Question de bac philo ? Quid du vote des français en faveur du R Haine aux européennes en 2024 ?

Gagnons du temps : la réponse est évidemment NON ! Le peuple n'a pas toujours raison en démocratie !

Pas plus que l'individu, le peuple ne peut avoir toujours raison. Je ne parle pas ici de la foule qui prend d’assaut le Capitole aux USA...

... mais bien du "peuple" défini comme un ensemble d’individus vivant en société sur un territoire déterminé, qui partagent le plus souvent une communauté d’origine et présentent une homogénéité relative de civilisation.

Les exemples d'errances dramatiques dans les décisions des peuples sont légions. Sans vouloir cultiver à tout prix la tendance Godwin, les allemands en 1933 se sont bien fourvoyés démocratiquement ; les russes sont majoritairement pour la guerre (pardon, l'opération spéciale) en Ukraine etc. CQFD ! 

Mais non ! Je viens de vous manipuler : la réponse est évidemment OUI. Le peuple a toujours raison en démocratie !

━━━━

[Consigne 1]
Citez le texte sur le vote du peuple depuis « Pas plus que » jusqu'à « etc. CQFD ! » inclus.

━━━━

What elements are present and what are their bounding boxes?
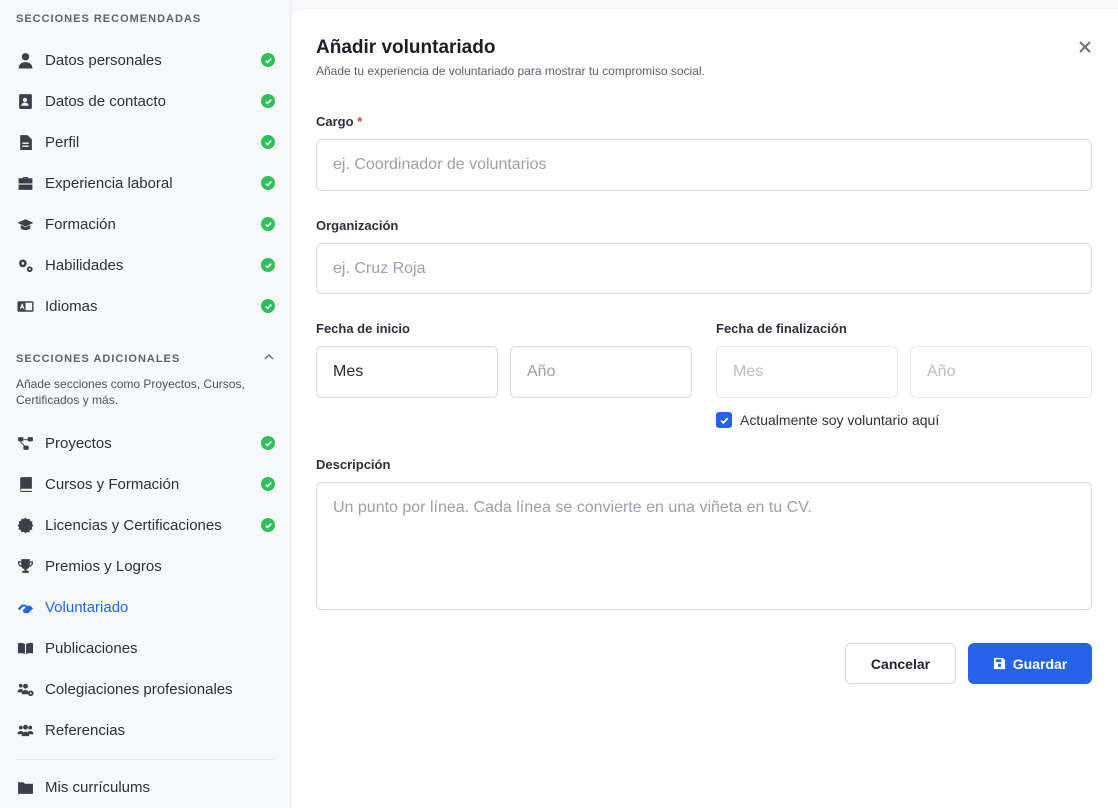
cancel-button[interactable]: Cancelar [845, 643, 956, 684]
sidebar-item-label: Proyectos [45, 435, 112, 452]
organization-label: Organización [316, 218, 399, 233]
sidebar-divider [16, 759, 274, 760]
additional-sections-title: SECCIONES ADICIONALES [16, 353, 181, 365]
recommended-sections-title: SECCIONES RECOMENDADAS [16, 13, 202, 25]
graduation-cap-icon [16, 216, 34, 234]
sidebar-item-label: Publicaciones [45, 640, 138, 657]
cargo-label-text: Cargo [316, 114, 354, 129]
sidebar-item-colegiaciones[interactable]: Colegiaciones profesionales [0, 669, 290, 710]
sidebar-item-label: Colegiaciones profesionales [45, 681, 233, 698]
check-circle-icon [261, 477, 275, 491]
sidebar-item-label: Formación [45, 216, 116, 233]
check-circle-icon [261, 299, 275, 313]
sidebar-item-idiomas[interactable]: Idiomas [0, 286, 290, 327]
sidebar-item-label: Licencias y Certificaciones [45, 517, 222, 534]
check-circle-icon [261, 135, 275, 149]
end-year-input[interactable]: Año [910, 346, 1092, 398]
sidebar-item-label: Idiomas [45, 298, 98, 315]
document-icon [16, 134, 34, 152]
sidebar-item-licencias[interactable]: Licencias y Certificaciones [0, 505, 290, 546]
users-cog-icon [16, 681, 34, 699]
end-month-select[interactable]: Mes [716, 346, 898, 398]
start-year-input[interactable]: Año [510, 346, 692, 398]
hands-helping-icon [16, 599, 34, 617]
sidebar-item-datos-personales[interactable]: Datos personales [0, 40, 290, 81]
additional-sections-description: Añade secciones como Proyectos, Cursos, … [16, 377, 245, 407]
organization-input[interactable]: ej. Cruz Roja [316, 243, 1092, 294]
sidebar-item-label: Datos de contacto [45, 93, 166, 110]
sidebar-item-referencias[interactable]: Referencias [0, 710, 290, 751]
page-title: Añadir voluntariado [316, 37, 496, 58]
sidebar-item-perfil[interactable]: Perfil [0, 122, 290, 163]
sidebar-item-proyectos[interactable]: Proyectos [0, 423, 290, 464]
check-circle-icon [261, 436, 275, 450]
users-icon [16, 722, 34, 740]
cargo-label: Cargo * [316, 114, 362, 129]
sidebar-item-label: Premios y Logros [45, 558, 162, 575]
close-icon[interactable] [1076, 38, 1094, 56]
briefcase-icon [16, 175, 34, 193]
start-date-label: Fecha de inicio [316, 321, 410, 336]
sidebar-item-label: Habilidades [45, 257, 124, 274]
sidebar-item-voluntariado[interactable]: Voluntariado [0, 587, 290, 628]
sidebar-item-label: Experiencia laboral [45, 175, 173, 192]
sidebar-item-label: Perfil [45, 134, 80, 151]
user-icon [16, 52, 34, 70]
check-circle-icon [261, 258, 275, 272]
trophy-icon [16, 558, 34, 576]
required-asterisk: * [357, 114, 363, 129]
sidebar-item-formacion[interactable]: Formación [0, 204, 290, 245]
sidebar-item-label: Datos personales [45, 52, 162, 69]
add-volunteering-panel: Añadir voluntariado Añade tu experiencia… [292, 10, 1118, 808]
sidebar-item-premios[interactable]: Premios y Logros [0, 546, 290, 587]
folder-icon [16, 779, 34, 797]
sidebar-item-habilidades[interactable]: Habilidades [0, 245, 290, 286]
save-button-label: Guardar [1012, 655, 1068, 672]
end-date-label: Fecha de finalización [716, 321, 847, 336]
chevron-up-icon[interactable] [262, 350, 276, 364]
sidebar-item-mis-curriculums[interactable]: Mis currículums [0, 767, 290, 808]
certificate-icon [16, 517, 34, 535]
description-textarea[interactable]: Un punto por línea. Cada línea se convie… [316, 482, 1092, 610]
cargo-input[interactable]: ej. Coordinador de voluntarios [316, 139, 1092, 191]
sidebar-item-datos-contacto[interactable]: Datos de contacto [0, 81, 290, 122]
check-circle-icon [261, 176, 275, 190]
sidebar-item-label: Mis currículums [45, 779, 151, 796]
check-circle-icon [261, 217, 275, 231]
sidebar-item-label: Referencias [45, 722, 126, 739]
sidebar: SECCIONES RECOMENDADAS Datos personales … [0, 0, 291, 808]
sidebar-item-experiencia-laboral[interactable]: Experiencia laboral [0, 163, 290, 204]
save-icon [993, 657, 1005, 670]
language-icon [16, 298, 34, 316]
save-button[interactable]: Guardar [968, 643, 1092, 684]
checkmark-icon [720, 417, 728, 424]
contact-card-icon [16, 93, 34, 111]
check-circle-icon [261, 518, 275, 532]
current-volunteer-checkbox[interactable] [716, 412, 732, 428]
current-volunteer-label: Actualmente soy voluntario aquí [740, 412, 940, 428]
open-book-icon [16, 640, 34, 658]
sidebar-item-label: Cursos y Formación [45, 476, 180, 493]
page-subtitle: Añade tu experiencia de voluntariado par… [316, 64, 705, 78]
start-month-select[interactable]: Mes [316, 346, 498, 398]
project-diagram-icon [16, 435, 34, 453]
check-circle-icon [261, 94, 275, 108]
sidebar-item-publicaciones[interactable]: Publicaciones [0, 628, 290, 669]
current-volunteer-checkbox-row[interactable]: Actualmente soy voluntario aquí [716, 412, 939, 428]
book-icon [16, 476, 34, 494]
sidebar-item-cursos[interactable]: Cursos y Formación [0, 464, 290, 505]
gears-icon [16, 257, 34, 275]
sidebar-item-label: Voluntariado [45, 599, 129, 616]
check-circle-icon [261, 53, 275, 67]
description-label: Descripción [316, 457, 391, 472]
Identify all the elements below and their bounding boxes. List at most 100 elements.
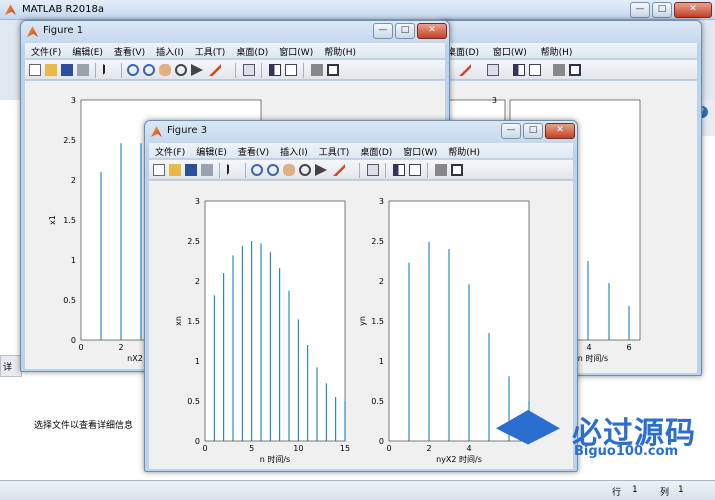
hide-tools-icon[interactable] bbox=[311, 64, 323, 76]
graduation-cap-logo bbox=[496, 410, 560, 445]
fig1-menu-tools[interactable]: 工具(T) bbox=[189, 43, 231, 58]
legend-icon[interactable] bbox=[529, 64, 541, 76]
figure-logo-icon bbox=[27, 26, 38, 37]
fig1-menu-insert[interactable]: 插入(I) bbox=[150, 43, 189, 58]
fig3-menu-tools[interactable]: 工具(T) bbox=[313, 143, 355, 158]
show-tools-icon[interactable] bbox=[451, 164, 463, 176]
fig3-left-xtick: 15 bbox=[340, 444, 350, 453]
hide-tools-icon[interactable] bbox=[435, 164, 447, 176]
figure2-toolbar bbox=[441, 59, 697, 80]
fig1-menu-desktop[interactable]: 桌面(D) bbox=[230, 43, 273, 58]
fig3-menu-desktop[interactable]: 桌面(D) bbox=[354, 143, 397, 158]
link-plot-icon[interactable] bbox=[243, 64, 255, 76]
matlab-close-button[interactable]: ✕ bbox=[674, 2, 712, 18]
fig3-right-xtick: 2 bbox=[426, 444, 431, 453]
edit-plot-icon[interactable] bbox=[227, 164, 239, 176]
legend-icon[interactable] bbox=[285, 64, 297, 76]
figure3-close-button[interactable]: ✕ bbox=[545, 123, 575, 139]
fig3-menu-insert[interactable]: 插入(I) bbox=[274, 143, 313, 158]
data-cursor-icon[interactable] bbox=[315, 164, 327, 176]
print-icon[interactable] bbox=[77, 64, 89, 76]
edit-plot-icon[interactable] bbox=[103, 64, 115, 76]
status-col-value: 1 bbox=[678, 485, 684, 495]
fig3-right-xtick: 4 bbox=[466, 444, 471, 453]
open-file-icon[interactable] bbox=[169, 164, 181, 176]
zoom-in-icon[interactable] bbox=[251, 164, 263, 176]
rotate-icon[interactable] bbox=[175, 64, 187, 76]
fig3-left-ylabel: xn bbox=[174, 316, 183, 326]
fig3-right-ytick: 2.5 bbox=[371, 237, 384, 246]
fig2-xtick: 6 bbox=[626, 343, 631, 352]
brush-icon[interactable] bbox=[333, 164, 345, 176]
fig1-menu-view[interactable]: 查看(V) bbox=[108, 43, 150, 58]
fig2-menu-window[interactable]: 窗口(W) bbox=[487, 43, 532, 58]
save-icon[interactable] bbox=[61, 64, 73, 76]
fig1-ytick: 1.5 bbox=[63, 216, 76, 225]
fig3-menu-help[interactable]: 帮助(H) bbox=[442, 143, 485, 158]
brush-icon[interactable] bbox=[209, 64, 221, 76]
fig1-ytick: 0.5 bbox=[63, 296, 76, 305]
colorbar-icon[interactable] bbox=[513, 64, 525, 76]
matlab-minimize-button[interactable]: — bbox=[630, 2, 650, 18]
fig1-xlabel: nX2 bbox=[127, 354, 143, 363]
fig3-right-xlabel: nyX2 时间/s bbox=[436, 454, 482, 464]
new-figure-icon[interactable] bbox=[29, 64, 41, 76]
print-preview-icon[interactable] bbox=[487, 64, 499, 76]
zoom-out-icon[interactable] bbox=[267, 164, 279, 176]
fig1-ytick: 2 bbox=[71, 176, 76, 185]
matlab-maximize-button[interactable]: □ bbox=[652, 2, 672, 18]
fig3-left-xtick: 10 bbox=[293, 444, 303, 453]
pan-icon[interactable] bbox=[283, 164, 295, 176]
open-file-icon[interactable] bbox=[45, 64, 57, 76]
fig3-menu-view[interactable]: 查看(V) bbox=[232, 143, 274, 158]
save-icon[interactable] bbox=[185, 164, 197, 176]
fig1-ytick: 1 bbox=[71, 256, 76, 265]
figure1-title: Figure 1 bbox=[43, 25, 84, 36]
link-plot-icon[interactable] bbox=[367, 164, 379, 176]
fig1-ylabel: x1 bbox=[48, 215, 57, 225]
pan-icon[interactable] bbox=[159, 64, 171, 76]
matlab-titlebar: MATLAB R2018a — □ ✕ bbox=[0, 0, 715, 20]
brush-icon[interactable] bbox=[459, 64, 471, 76]
fig1-menu-file[interactable]: 文件(F) bbox=[25, 43, 66, 58]
fig3-left-ytick: 0 bbox=[195, 437, 200, 446]
fig1-menu-edit[interactable]: 编辑(E) bbox=[66, 43, 108, 58]
fig3-right-ytick: 3 bbox=[379, 197, 384, 206]
fig3-left-ytick: 0.5 bbox=[187, 397, 200, 406]
zoom-out-icon[interactable] bbox=[143, 64, 155, 76]
colorbar-icon[interactable] bbox=[269, 64, 281, 76]
details-text: 选择文件以查看详细信息 bbox=[34, 421, 134, 431]
hide-tools-icon[interactable] bbox=[553, 64, 565, 76]
data-cursor-icon[interactable] bbox=[191, 64, 203, 76]
rotate-icon[interactable] bbox=[299, 164, 311, 176]
fig1-xtick: 0 bbox=[78, 343, 83, 352]
fig3-menu-file[interactable]: 文件(F) bbox=[149, 143, 190, 158]
fig3-left-xtick: 0 bbox=[202, 444, 207, 453]
status-row-value: 1 bbox=[632, 485, 638, 495]
fig3-menu-window[interactable]: 窗口(W) bbox=[397, 143, 442, 158]
figure3-maximize-button[interactable]: □ bbox=[523, 123, 543, 139]
zoom-in-icon[interactable] bbox=[127, 64, 139, 76]
figure3-minimize-button[interactable]: — bbox=[501, 123, 521, 139]
figure3-titlebar: Figure 3 — □ ✕ bbox=[145, 121, 577, 143]
show-tools-icon[interactable] bbox=[327, 64, 339, 76]
figure1-maximize-button[interactable]: □ bbox=[395, 23, 415, 39]
legend-icon[interactable] bbox=[409, 164, 421, 176]
fig1-menu-help[interactable]: 帮助(H) bbox=[318, 43, 361, 58]
colorbar-icon[interactable] bbox=[393, 164, 405, 176]
fig1-menu-window[interactable]: 窗口(W) bbox=[273, 43, 318, 58]
new-figure-icon[interactable] bbox=[153, 164, 165, 176]
details-panel-tab[interactable]: 详 bbox=[0, 355, 22, 377]
figure1-menubar: 文件(F) 编辑(E) 查看(V) 插入(I) 工具(T) 桌面(D) 窗口(W) 帮助(H) bbox=[25, 43, 445, 58]
fig2-menu-help[interactable]: 帮助(H) bbox=[535, 43, 578, 58]
figure3-menubar: 文件(F) 编辑(E) 查看(V) 插入(I) 工具(T) 桌面(D) 窗口(W) 帮助(H) bbox=[149, 143, 573, 158]
print-icon[interactable] bbox=[201, 164, 213, 176]
show-tools-icon[interactable] bbox=[569, 64, 581, 76]
fig3-right-ytick: 0 bbox=[379, 437, 384, 446]
fig3-menu-edit[interactable]: 编辑(E) bbox=[190, 143, 232, 158]
fig3-right-ylabel: yn bbox=[358, 316, 367, 326]
fig3-right-ytick: 1 bbox=[379, 357, 384, 366]
figure1-minimize-button[interactable]: — bbox=[373, 23, 393, 39]
fig3-right-xtick: 0 bbox=[386, 444, 391, 453]
figure1-close-button[interactable]: ✕ bbox=[417, 23, 447, 39]
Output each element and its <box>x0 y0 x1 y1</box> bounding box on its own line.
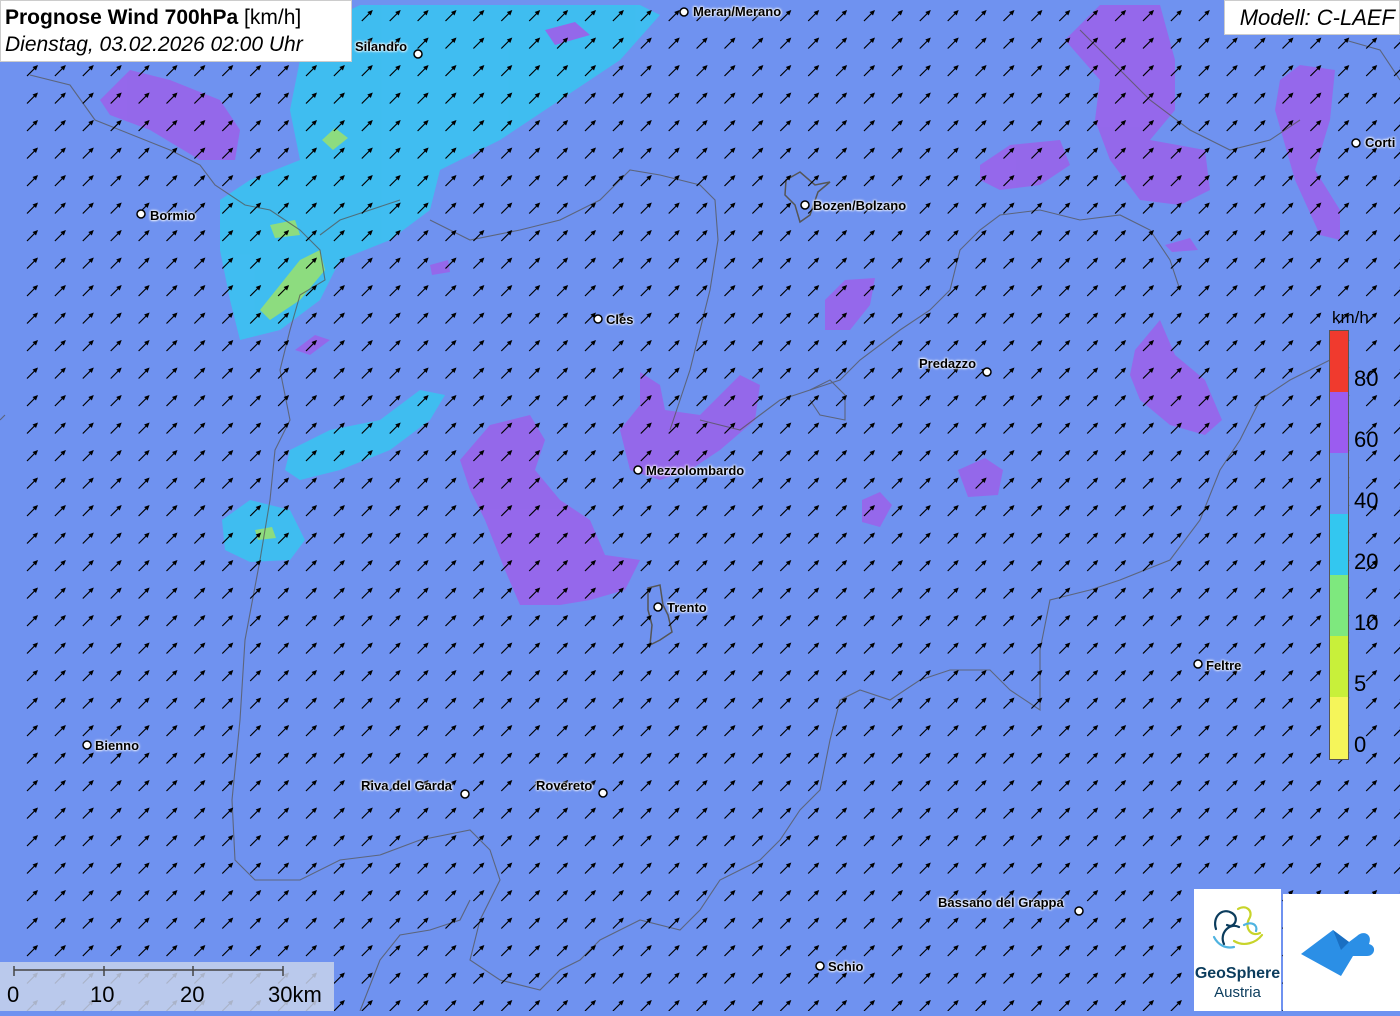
legend-segment-0-5 <box>1330 697 1348 759</box>
legend-segment-80-plus <box>1330 331 1348 392</box>
legend-segment-40-60 <box>1330 453 1348 514</box>
city-label-silandro: Silandro <box>355 39 408 54</box>
scale-label-0: 0 <box>7 982 20 1007</box>
scale-ruler <box>13 966 284 976</box>
city-marker <box>653 602 663 612</box>
model-label: Modell: C-LAEF <box>1224 0 1400 35</box>
city-label-schio: Schio <box>828 959 864 974</box>
city-label-corti: Corti <box>1365 135 1396 150</box>
city-marker <box>982 367 992 377</box>
legend-unit: km/h <box>1332 308 1369 327</box>
city-label-feltre: Feltre <box>1206 658 1242 673</box>
city-label-bormio: Bormio <box>150 208 196 223</box>
forecast-datetime: Dienstag, 03.02.2026 02:00 Uhr <box>5 33 303 56</box>
geosphere-country: Austria <box>1214 984 1261 1001</box>
scale-label-30km: 30km <box>268 982 322 1007</box>
city-marker <box>800 200 810 210</box>
city-marker <box>1351 138 1361 148</box>
city-marker <box>633 465 643 475</box>
weather-app-logo[interactable] <box>1283 894 1400 1011</box>
city-marker <box>815 961 825 971</box>
city-label-rovereto: Rovereto <box>536 778 593 793</box>
city-label-predazzo: Predazzo <box>919 356 977 371</box>
scale-bar: 0 10 20 30km <box>0 962 334 1011</box>
legend-tick-0: 0 <box>1354 732 1367 757</box>
scale-label-10: 10 <box>90 982 115 1007</box>
legend-tick-80: 80 <box>1354 366 1379 391</box>
legend-segment-20-40 <box>1330 514 1348 575</box>
city-marker <box>460 789 470 799</box>
city-label-mezzolombardo: Mezzolombardo <box>646 463 745 478</box>
legend-segment-10-20 <box>1330 575 1348 636</box>
city-label-trento: Trento <box>667 600 707 615</box>
legend-tick-10: 10 <box>1354 610 1379 635</box>
city-label-bienno: Bienno <box>95 738 140 753</box>
color-legend: km/h 80 60 40 20 10 5 0 <box>1324 304 1379 760</box>
title-box: Prognose Wind 700hPa [km/h] Dienstag, 03… <box>0 0 352 62</box>
city-label-cles: Cles <box>606 312 634 327</box>
geosphere-name: GeoSphere <box>1194 965 1281 982</box>
city-label-riva: Riva del Garda <box>361 778 453 793</box>
geosphere-logo[interactable]: GeoSphere Austria <box>1194 889 1281 1011</box>
wind-map[interactable] <box>0 0 1400 1011</box>
city-label-bassano: Bassano del Grappa <box>938 895 1064 910</box>
legend-tick-40: 40 <box>1354 488 1379 513</box>
cloud-arrow-icon <box>1301 930 1375 976</box>
legend-tick-20: 20 <box>1354 549 1379 574</box>
title-main: Prognose Wind 700hPa <box>5 6 239 29</box>
scale-label-20: 20 <box>180 982 205 1007</box>
city-marker <box>413 49 423 59</box>
city-marker <box>1074 906 1084 916</box>
city-marker <box>679 7 689 17</box>
legend-bar <box>1329 330 1349 760</box>
city-label-meran: Meran/Merano <box>693 4 782 19</box>
legend-segment-5-10 <box>1330 636 1348 697</box>
geosphere-emblem-icon <box>1212 906 1264 949</box>
city-marker <box>1193 659 1203 669</box>
page-title: Prognose Wind 700hPa [km/h] <box>5 4 347 31</box>
title-unit: [km/h] <box>244 6 302 29</box>
legend-tick-5: 5 <box>1354 671 1367 696</box>
city-marker <box>136 209 146 219</box>
city-marker <box>82 740 92 750</box>
city-label-bozen: Bozen/Bolzano <box>813 198 907 213</box>
city-marker <box>598 788 608 798</box>
legend-tick-60: 60 <box>1354 427 1379 452</box>
legend-segment-60-80 <box>1330 392 1348 453</box>
city-marker <box>593 314 603 324</box>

━━━━

[Consigne 2]
Mettez en liste numérotée, s'il vous plaît, les lignes des enregistrements depuis la ligne contenant « cancel-button[interactable]: Cancelar [845, 643, 956, 684] » jusqu'à la ligne contenant « 710, 290, 751] » incluse, en omettant les lignes vides.

[Résultat attendu 1]
Pas plus que l'individu, le peuple ne peut avoir toujours raison. Je ne parle pas ici de la foule qui prend d’assaut le Capitole aux USA...

... mais bien du "peuple" défini comme un ensemble d’individus vivant en société sur un territoire déterminé, qui partagent le plus souvent une communauté d’origine et présentent une homogénéité relative de civilisation.

Les exemples d'errances dramatiques dans les décisions des peuples sont légions. Sans vouloir cultiver à tout prix la tendance Godwin, les allemands en 1933 se sont bien fourvoyés démocratiquement ; les russes sont majoritairement pour la guerre (pardon, l'opération spéciale) en Ukraine etc. CQFD !

[Résultat attendu 2]
1. cancel-button[interactable]: Cancelar [845, 643, 956, 684]
2. sidebar-item-label: Proyectos [45, 435, 112, 452]
3. organization-label: Organización [316, 218, 399, 233]
4. sidebar-divider [16, 759, 274, 760]
5. additional-sections-title: SECCIONES ADICIONALES [16, 353, 181, 365]
6. recommended-sections-title: SECCIONES RECOMENDADAS [16, 13, 202, 25]
7. graduation-cap-icon [16, 216, 34, 234]
8. sidebar-item-label: Publicaciones [45, 640, 138, 657]
9. cargo-label-text: Cargo [316, 114, 354, 129]
10. sidebar-item-colegiaciones[interactable]: Colegiaciones profesionales [0, 669, 290, 710]
11. sidebar-item-label: Colegiaciones profesionales [45, 681, 233, 698]
12. check-circle-icon [261, 477, 275, 491]
13. sidebar-item-label: Formación [45, 216, 116, 233]
14. check-circle-icon [261, 299, 275, 313]
15. sidebar-item-idiomas[interactable]: Idiomas [0, 286, 290, 327]
16. sidebar-item-label: Licencias y Certificaciones [45, 517, 222, 534]
17. check-circle-icon [261, 135, 275, 149]
18. end-year-input[interactable]: Año [910, 346, 1092, 398]
19. sidebar-item-label: Idiomas [45, 298, 98, 315]
20. document-icon [16, 134, 34, 152]
21. sidebar-item-licencias[interactable]: Licencias y Certificaciones [0, 505, 290, 546]
22. users-cog-icon [16, 681, 34, 699]
23. end-month-select[interactable]: Mes [716, 346, 898, 398]
24. start-year-input[interactable]: Año [510, 346, 692, 398]
25. hands-helping-icon [16, 599, 34, 617]
26. sidebar-item-datos-personales[interactable]: Datos personales [0, 40, 290, 81]
27. additional-sections-description: Añade secciones como Proyectos, Cursos, … [16, 377, 245, 407]
28. organization-input[interactable]: ej. Cruz Roja [316, 243, 1092, 294]
29. sidebar-item-label: Datos de contacto [45, 93, 166, 110]
30. sidebar-item-referencias[interactable]: Referencias [0, 710, 290, 751]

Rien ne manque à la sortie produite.